WHAT YOU WILL DO ▸ Repeat every record below exactly, omitting any pictures.
# # #
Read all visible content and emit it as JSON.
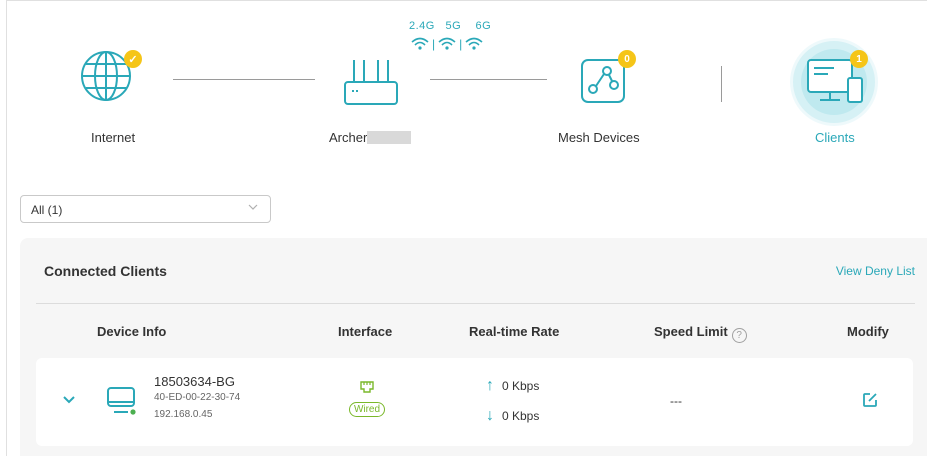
{
  "topology": {
    "internet": {
      "label": "Internet",
      "status": "connected"
    },
    "router": {
      "label": "Archer",
      "bands": [
        "2.4G",
        "5G",
        "6G"
      ]
    },
    "mesh": {
      "label": "Mesh Devices",
      "count": "0"
    },
    "clients": {
      "label": "Clients",
      "count": "1"
    }
  },
  "filter": {
    "value": "All (1)"
  },
  "panel": {
    "title": "Connected Clients",
    "deny_link": "View Deny List",
    "columns": {
      "device_info": "Device Info",
      "interface": "Interface",
      "rate": "Real-time Rate",
      "speed_limit": "Speed Limit",
      "modify": "Modify"
    },
    "help_glyph": "?",
    "rows": [
      {
        "name": "18503634-BG",
        "mac": "40-ED-00-22-30-74",
        "ip": "192.168.0.45",
        "interface": "Wired",
        "up": "0 Kbps",
        "down": "0 Kbps",
        "speed_limit": "---"
      }
    ]
  },
  "colors": {
    "accent": "#2aa8b8",
    "badge": "#f5c518",
    "wired": "#7ab82a"
  },
  "icons": [
    "globe-icon",
    "router-icon",
    "wifi-icon",
    "mesh-icon",
    "monitor-phone-icon",
    "chevron-down-icon",
    "edit-icon",
    "ethernet-icon"
  ]
}
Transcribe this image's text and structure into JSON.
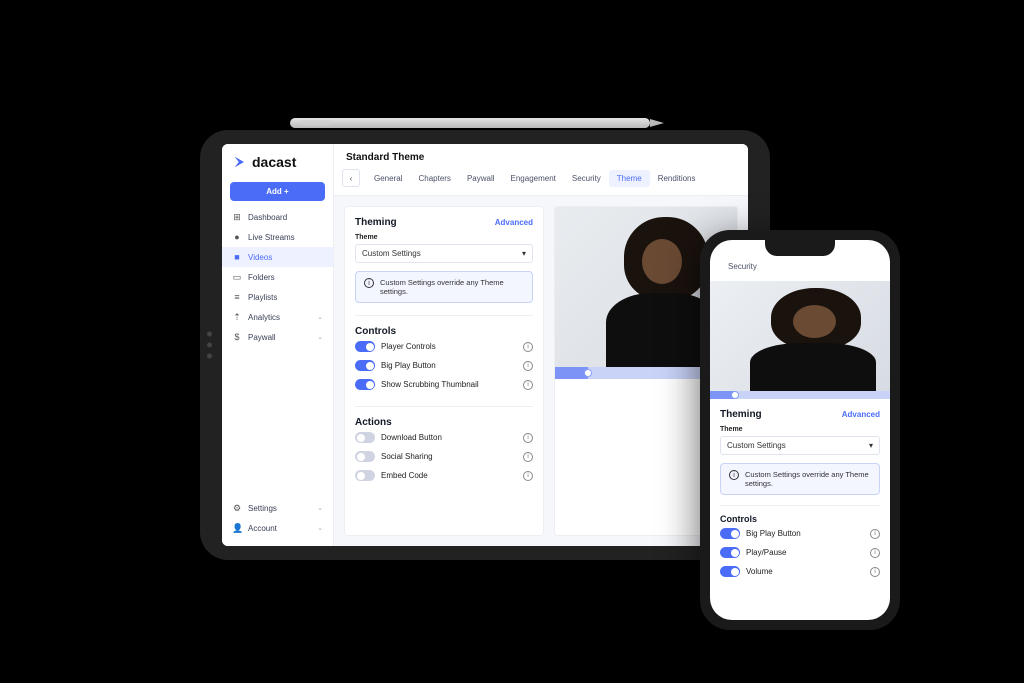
{
  "brand": {
    "name": "dacast"
  },
  "sidebar": {
    "add_label": "Add +",
    "items": [
      {
        "icon": "⊞",
        "label": "Dashboard"
      },
      {
        "icon": "●",
        "label": "Live Streams"
      },
      {
        "icon": "■",
        "label": "Videos",
        "active": true
      },
      {
        "icon": "▭",
        "label": "Folders"
      },
      {
        "icon": "≡",
        "label": "Playlists"
      },
      {
        "icon": "⇡",
        "label": "Analytics",
        "expandable": true
      },
      {
        "icon": "$",
        "label": "Paywall",
        "expandable": true
      }
    ],
    "bottom": [
      {
        "icon": "⚙",
        "label": "Settings",
        "expandable": true
      },
      {
        "icon": "👤",
        "label": "Account",
        "expandable": true
      }
    ]
  },
  "page": {
    "title": "Standard Theme",
    "tabs": [
      "General",
      "Chapters",
      "Paywall",
      "Engagement",
      "Security",
      "Theme",
      "Renditions"
    ],
    "active_tab": "Theme"
  },
  "theming": {
    "section_title": "Theming",
    "advanced_label": "Advanced",
    "field_label": "Theme",
    "select_value": "Custom Settings",
    "notice": "Custom Settings override any Theme settings."
  },
  "controls": {
    "section_title": "Controls",
    "items": [
      {
        "label": "Player Controls",
        "on": true
      },
      {
        "label": "Big Play Button",
        "on": true
      },
      {
        "label": "Show Scrubbing Thumbnail",
        "on": true
      }
    ]
  },
  "actions": {
    "section_title": "Actions",
    "items": [
      {
        "label": "Download Button",
        "on": false
      },
      {
        "label": "Social Sharing",
        "on": false
      },
      {
        "label": "Embed Code",
        "on": false
      }
    ]
  },
  "phone": {
    "tab": "Security",
    "theming_title": "Theming",
    "advanced_label": "Advanced",
    "field_label": "Theme",
    "select_value": "Custom Settings",
    "notice": "Custom Settings override any Theme settings.",
    "controls_title": "Controls",
    "controls": [
      {
        "label": "Big Play Button",
        "on": true
      },
      {
        "label": "Play/Pause",
        "on": true
      },
      {
        "label": "Volume",
        "on": true
      }
    ]
  }
}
# # #
RESPONSE TO THE TASK ▸
Read all visible content and emit it as JSON.
{
  "topology": {
    "internet": {
      "label": "Internet",
      "status": "connected"
    },
    "router": {
      "label": "Archer",
      "bands": [
        "2.4G",
        "5G",
        "6G"
      ]
    },
    "mesh": {
      "label": "Mesh Devices",
      "count": "0"
    },
    "clients": {
      "label": "Clients",
      "count": "1"
    }
  },
  "filter": {
    "value": "All (1)"
  },
  "panel": {
    "title": "Connected Clients",
    "deny_link": "View Deny List",
    "columns": {
      "device_info": "Device Info",
      "interface": "Interface",
      "rate": "Real-time Rate",
      "speed_limit": "Speed Limit",
      "modify": "Modify"
    },
    "help_glyph": "?",
    "rows": [
      {
        "name": "18503634-BG",
        "mac": "40-ED-00-22-30-74",
        "ip": "192.168.0.45",
        "interface": "Wired",
        "up": "0 Kbps",
        "down": "0 Kbps",
        "speed_limit": "---"
      }
    ]
  },
  "colors": {
    "accent": "#2aa8b8",
    "badge": "#f5c518",
    "wired": "#7ab82a"
  },
  "icons": [
    "globe-icon",
    "router-icon",
    "wifi-icon",
    "mesh-icon",
    "monitor-phone-icon",
    "chevron-down-icon",
    "edit-icon",
    "ethernet-icon"
  ]
}
Transcribe this image's text and structure into JSON.
{
  "brand": {
    "name": "dacast"
  },
  "sidebar": {
    "add_label": "Add +",
    "items": [
      {
        "icon": "⊞",
        "label": "Dashboard"
      },
      {
        "icon": "●",
        "label": "Live Streams"
      },
      {
        "icon": "■",
        "label": "Videos",
        "active": true
      },
      {
        "icon": "▭",
        "label": "Folders"
      },
      {
        "icon": "≡",
        "label": "Playlists"
      },
      {
        "icon": "⇡",
        "label": "Analytics",
        "expandable": true
      },
      {
        "icon": "$",
        "label": "Paywall",
        "expandable": true
      }
    ],
    "bottom": [
      {
        "icon": "⚙",
        "label": "Settings",
        "expandable": true
      },
      {
        "icon": "👤",
        "label": "Account",
        "expandable": true
      }
    ]
  },
  "page": {
    "title": "Standard Theme",
    "tabs": [
      "General",
      "Chapters",
      "Paywall",
      "Engagement",
      "Security",
      "Theme",
      "Renditions"
    ],
    "active_tab": "Theme"
  },
  "theming": {
    "section_title": "Theming",
    "advanced_label": "Advanced",
    "field_label": "Theme",
    "select_value": "Custom Settings",
    "notice": "Custom Settings override any Theme settings."
  },
  "controls": {
    "section_title": "Controls",
    "items": [
      {
        "label": "Player Controls",
        "on": true
      },
      {
        "label": "Big Play Button",
        "on": true
      },
      {
        "label": "Show Scrubbing Thumbnail",
        "on": true
      }
    ]
  },
  "actions": {
    "section_title": "Actions",
    "items": [
      {
        "label": "Download Button",
        "on": false
      },
      {
        "label": "Social Sharing",
        "on": false
      },
      {
        "label": "Embed Code",
        "on": false
      }
    ]
  },
  "phone": {
    "tab": "Security",
    "theming_title": "Theming",
    "advanced_label": "Advanced",
    "field_label": "Theme",
    "select_value": "Custom Settings",
    "notice": "Custom Settings override any Theme settings.",
    "controls_title": "Controls",
    "controls": [
      {
        "label": "Big Play Button",
        "on": true
      },
      {
        "label": "Play/Pause",
        "on": true
      },
      {
        "label": "Volume",
        "on": true
      }
    ]
  }
}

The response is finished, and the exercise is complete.